> _Problem_
Each record must be reproduced exactly as it is shown.

┄┄┄┄┄┄┄┄┄┄

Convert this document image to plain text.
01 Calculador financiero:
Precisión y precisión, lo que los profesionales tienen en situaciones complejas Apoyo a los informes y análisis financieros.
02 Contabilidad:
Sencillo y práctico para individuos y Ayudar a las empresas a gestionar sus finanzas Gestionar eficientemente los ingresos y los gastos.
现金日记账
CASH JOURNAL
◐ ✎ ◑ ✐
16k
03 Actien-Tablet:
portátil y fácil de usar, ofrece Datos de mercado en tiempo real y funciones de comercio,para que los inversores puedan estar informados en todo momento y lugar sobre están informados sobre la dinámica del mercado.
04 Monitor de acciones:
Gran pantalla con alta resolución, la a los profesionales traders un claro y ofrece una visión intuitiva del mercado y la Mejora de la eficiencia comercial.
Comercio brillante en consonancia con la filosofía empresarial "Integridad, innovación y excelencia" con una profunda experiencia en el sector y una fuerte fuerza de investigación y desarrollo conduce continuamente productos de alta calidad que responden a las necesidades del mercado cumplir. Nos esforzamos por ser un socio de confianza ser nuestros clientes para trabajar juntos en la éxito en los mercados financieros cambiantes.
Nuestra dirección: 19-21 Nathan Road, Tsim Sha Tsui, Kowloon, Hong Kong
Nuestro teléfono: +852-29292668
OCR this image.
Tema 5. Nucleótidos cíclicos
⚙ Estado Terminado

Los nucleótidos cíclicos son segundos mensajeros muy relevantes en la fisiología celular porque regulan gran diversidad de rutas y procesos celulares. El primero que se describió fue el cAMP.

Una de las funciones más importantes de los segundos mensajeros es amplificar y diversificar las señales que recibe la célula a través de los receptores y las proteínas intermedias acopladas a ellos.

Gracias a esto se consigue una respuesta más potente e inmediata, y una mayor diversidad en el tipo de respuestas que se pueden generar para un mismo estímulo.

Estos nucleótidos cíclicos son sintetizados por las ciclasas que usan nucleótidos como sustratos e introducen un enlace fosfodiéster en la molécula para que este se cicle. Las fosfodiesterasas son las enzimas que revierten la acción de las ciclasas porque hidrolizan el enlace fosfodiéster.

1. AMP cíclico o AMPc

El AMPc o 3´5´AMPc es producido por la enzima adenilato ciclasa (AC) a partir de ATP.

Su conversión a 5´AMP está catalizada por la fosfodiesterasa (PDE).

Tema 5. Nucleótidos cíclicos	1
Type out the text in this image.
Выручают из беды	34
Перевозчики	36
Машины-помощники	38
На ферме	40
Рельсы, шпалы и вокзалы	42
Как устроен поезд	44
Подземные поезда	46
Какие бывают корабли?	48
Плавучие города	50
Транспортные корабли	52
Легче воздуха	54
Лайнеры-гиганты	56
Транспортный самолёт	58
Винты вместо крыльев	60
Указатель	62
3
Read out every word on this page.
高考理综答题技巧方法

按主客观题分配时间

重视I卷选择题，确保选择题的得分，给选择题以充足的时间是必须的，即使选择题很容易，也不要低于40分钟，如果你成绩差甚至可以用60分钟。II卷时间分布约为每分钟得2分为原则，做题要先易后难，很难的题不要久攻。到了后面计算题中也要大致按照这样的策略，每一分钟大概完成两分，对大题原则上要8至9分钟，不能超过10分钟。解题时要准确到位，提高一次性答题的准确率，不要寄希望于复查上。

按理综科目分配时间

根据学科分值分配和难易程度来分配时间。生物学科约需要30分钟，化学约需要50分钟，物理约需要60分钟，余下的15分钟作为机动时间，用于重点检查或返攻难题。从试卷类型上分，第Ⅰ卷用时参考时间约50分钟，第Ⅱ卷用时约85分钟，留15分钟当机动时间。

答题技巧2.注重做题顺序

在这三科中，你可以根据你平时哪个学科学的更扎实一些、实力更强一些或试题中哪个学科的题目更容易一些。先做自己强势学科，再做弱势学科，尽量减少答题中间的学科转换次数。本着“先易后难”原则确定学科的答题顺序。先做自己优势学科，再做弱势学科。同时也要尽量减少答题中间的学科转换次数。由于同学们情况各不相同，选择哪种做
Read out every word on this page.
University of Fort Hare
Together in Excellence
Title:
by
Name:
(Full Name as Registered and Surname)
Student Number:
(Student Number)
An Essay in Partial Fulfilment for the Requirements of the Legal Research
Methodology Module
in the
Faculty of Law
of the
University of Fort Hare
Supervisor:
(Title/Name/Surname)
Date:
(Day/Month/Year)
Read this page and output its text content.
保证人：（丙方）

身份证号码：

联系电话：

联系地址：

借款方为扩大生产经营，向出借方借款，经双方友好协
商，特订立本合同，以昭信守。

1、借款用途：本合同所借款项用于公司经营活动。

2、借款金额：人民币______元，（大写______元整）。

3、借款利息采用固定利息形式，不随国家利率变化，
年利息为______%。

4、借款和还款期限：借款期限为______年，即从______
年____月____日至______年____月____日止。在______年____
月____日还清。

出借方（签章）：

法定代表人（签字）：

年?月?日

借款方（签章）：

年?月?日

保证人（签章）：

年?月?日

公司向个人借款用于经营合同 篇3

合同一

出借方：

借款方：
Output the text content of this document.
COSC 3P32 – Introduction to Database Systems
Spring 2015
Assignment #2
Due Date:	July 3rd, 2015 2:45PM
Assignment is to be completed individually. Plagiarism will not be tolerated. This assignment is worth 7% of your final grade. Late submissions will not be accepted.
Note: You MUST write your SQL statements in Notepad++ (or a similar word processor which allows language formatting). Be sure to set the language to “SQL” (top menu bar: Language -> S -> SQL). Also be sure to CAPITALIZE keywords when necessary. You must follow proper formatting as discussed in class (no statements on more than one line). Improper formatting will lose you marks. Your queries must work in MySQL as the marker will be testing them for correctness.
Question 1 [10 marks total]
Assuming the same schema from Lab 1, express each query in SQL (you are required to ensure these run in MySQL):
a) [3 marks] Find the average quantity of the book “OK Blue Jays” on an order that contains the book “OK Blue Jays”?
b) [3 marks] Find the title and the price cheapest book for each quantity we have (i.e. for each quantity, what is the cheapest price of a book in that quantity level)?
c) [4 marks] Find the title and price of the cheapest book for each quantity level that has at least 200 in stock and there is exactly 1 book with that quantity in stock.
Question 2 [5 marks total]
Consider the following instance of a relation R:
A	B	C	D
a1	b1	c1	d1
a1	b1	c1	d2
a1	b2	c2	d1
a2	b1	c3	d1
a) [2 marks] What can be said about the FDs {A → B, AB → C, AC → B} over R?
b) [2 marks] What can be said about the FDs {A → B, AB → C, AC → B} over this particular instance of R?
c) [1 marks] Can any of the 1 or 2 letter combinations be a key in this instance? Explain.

┄┄┄┄┄┄┄┄┄┄

> _Answer to the task_
Convert this document image to plain text.
01 Calculador financiero:
Precisión y precisión, lo que los profesionales tienen en situaciones complejas Apoyo a los informes y análisis financieros.
02 Contabilidad:
Sencillo y práctico para individuos y Ayudar a las empresas a gestionar sus finanzas Gestionar eficientemente los ingresos y los gastos.
现金日记账
CASH JOURNAL
◐ ✎ ◑ ✐
16k
03 Actien-Tablet:
portátil y fácil de usar, ofrece Datos de mercado en tiempo real y funciones de comercio,para que los inversores puedan estar informados en todo momento y lugar sobre están informados sobre la dinámica del mercado.
04 Monitor de acciones:
Gran pantalla con alta resolución, la a los profesionales traders un claro y ofrece una visión intuitiva del mercado y la Mejora de la eficiencia comercial.
Comercio brillante en consonancia con la filosofía empresarial "Integridad, innovación y excelencia" con una profunda experiencia en el sector y una fuerte fuerza de investigación y desarrollo conduce continuamente productos de alta calidad que responden a las necesidades del mercado cumplir. Nos esforzamos por ser un socio de confianza ser nuestros clientes para trabajar juntos en la éxito en los mercados financieros cambiantes.
Nuestra dirección: 19-21 Nathan Road, Tsim Sha Tsui, Kowloon, Hong Kong
Nuestro teléfono: +852-29292668
OCR this image.
Tema 5. Nucleótidos cíclicos
⚙ Estado Terminado

Los nucleótidos cíclicos son segundos mensajeros muy relevantes en la fisiología celular porque regulan gran diversidad de rutas y procesos celulares. El primero que se describió fue el cAMP.

Una de las funciones más importantes de los segundos mensajeros es amplificar y diversificar las señales que recibe la célula a través de los receptores y las proteínas intermedias acopladas a ellos.

Gracias a esto se consigue una respuesta más potente e inmediata, y una mayor diversidad en el tipo de respuestas que se pueden generar para un mismo estímulo.

Estos nucleótidos cíclicos son sintetizados por las ciclasas que usan nucleótidos como sustratos e introducen un enlace fosfodiéster en la molécula para que este se cicle. Las fosfodiesterasas son las enzimas que revierten la acción de las ciclasas porque hidrolizan el enlace fosfodiéster.

1. AMP cíclico o AMPc

El AMPc o 3´5´AMPc es producido por la enzima adenilato ciclasa (AC) a partir de ATP.

Su conversión a 5´AMP está catalizada por la fosfodiesterasa (PDE).

Tema 5. Nucleótidos cíclicos	1
Type out the text in this image.
Выручают из беды	34
Перевозчики	36
Машины-помощники	38
На ферме	40
Рельсы, шпалы и вокзалы	42
Как устроен поезд	44
Подземные поезда	46
Какие бывают корабли?	48
Плавучие города	50
Транспортные корабли	52
Легче воздуха	54
Лайнеры-гиганты	56
Транспортный самолёт	58
Винты вместо крыльев	60
Указатель	62
3
Read out every word on this page.
高考理综答题技巧方法

按主客观题分配时间

重视I卷选择题，确保选择题的得分，给选择题以充足的时间是必须的，即使选择题很容易，也不要低于40分钟，如果你成绩差甚至可以用60分钟。II卷时间分布约为每分钟得2分为原则，做题要先易后难，很难的题不要久攻。到了后面计算题中也要大致按照这样的策略，每一分钟大概完成两分，对大题原则上要8至9分钟，不能超过10分钟。解题时要准确到位，提高一次性答题的准确率，不要寄希望于复查上。

按理综科目分配时间

根据学科分值分配和难易程度来分配时间。生物学科约需要30分钟，化学约需要50分钟，物理约需要60分钟，余下的15分钟作为机动时间，用于重点检查或返攻难题。从试卷类型上分，第Ⅰ卷用时参考时间约50分钟，第Ⅱ卷用时约85分钟，留15分钟当机动时间。

答题技巧2.注重做题顺序

在这三科中，你可以根据你平时哪个学科学的更扎实一些、实力更强一些或试题中哪个学科的题目更容易一些。先做自己强势学科，再做弱势学科，尽量减少答题中间的学科转换次数。本着“先易后难”原则确定学科的答题顺序。先做自己优势学科，再做弱势学科。同时也要尽量减少答题中间的学科转换次数。由于同学们情况各不相同，选择哪种做
Read out every word on this page.
University of Fort Hare
Together in Excellence
Title:
by
Name:
(Full Name as Registered and Surname)
Student Number:
(Student Number)
An Essay in Partial Fulfilment for the Requirements of the Legal Research
Methodology Module
in the
Faculty of Law
of the
University of Fort Hare
Supervisor:
(Title/Name/Surname)
Date:
(Day/Month/Year)
Read this page and output its text content.
保证人：（丙方）

身份证号码：

联系电话：

联系地址：

借款方为扩大生产经营，向出借方借款，经双方友好协
商，特订立本合同，以昭信守。

1、借款用途：本合同所借款项用于公司经营活动。

2、借款金额：人民币______元，（大写______元整）。

3、借款利息采用固定利息形式，不随国家利率变化，
年利息为______%。

4、借款和还款期限：借款期限为______年，即从______
年____月____日至______年____月____日止。在______年____
月____日还清。

出借方（签章）：

法定代表人（签字）：

年?月?日

借款方（签章）：

年?月?日

保证人（签章）：

年?月?日

公司向个人借款用于经营合同 篇3

合同一

出借方：

借款方：
Output the text content of this document.
COSC 3P32 – Introduction to Database Systems
Spring 2015
Assignment #2
Due Date:	July 3rd, 2015 2:45PM
Assignment is to be completed individually. Plagiarism will not be tolerated. This assignment is worth 7% of your final grade. Late submissions will not be accepted.
Note: You MUST write your SQL statements in Notepad++ (or a similar word processor which allows language formatting). Be sure to set the language to “SQL” (top menu bar: Language -> S -> SQL). Also be sure to CAPITALIZE keywords when necessary. You must follow proper formatting as discussed in class (no statements on more than one line). Improper formatting will lose you marks. Your queries must work in MySQL as the marker will be testing them for correctness.
Question 1 [10 marks total]
Assuming the same schema from Lab 1, express each query in SQL (you are required to ensure these run in MySQL):
a) [3 marks] Find the average quantity of the book “OK Blue Jays” on an order that contains the book “OK Blue Jays”?
b) [3 marks] Find the title and the price cheapest book for each quantity we have (i.e. for each quantity, what is the cheapest price of a book in that quantity level)?
c) [4 marks] Find the title and price of the cheapest book for each quantity level that has at least 200 in stock and there is exactly 1 book with that quantity in stock.
Question 2 [5 marks total]
Consider the following instance of a relation R:
A	B	C	D
a1	b1	c1	d1
a1	b1	c1	d2
a1	b2	c2	d1
a2	b1	c3	d1
a) [2 marks] What can be said about the FDs {A → B, AB → C, AC → B} over R?
b) [2 marks] What can be said about the FDs {A → B, AB → C, AC → B} over this particular instance of R?
c) [1 marks] Can any of the 1 or 2 letter combinations be a key in this instance? Explain.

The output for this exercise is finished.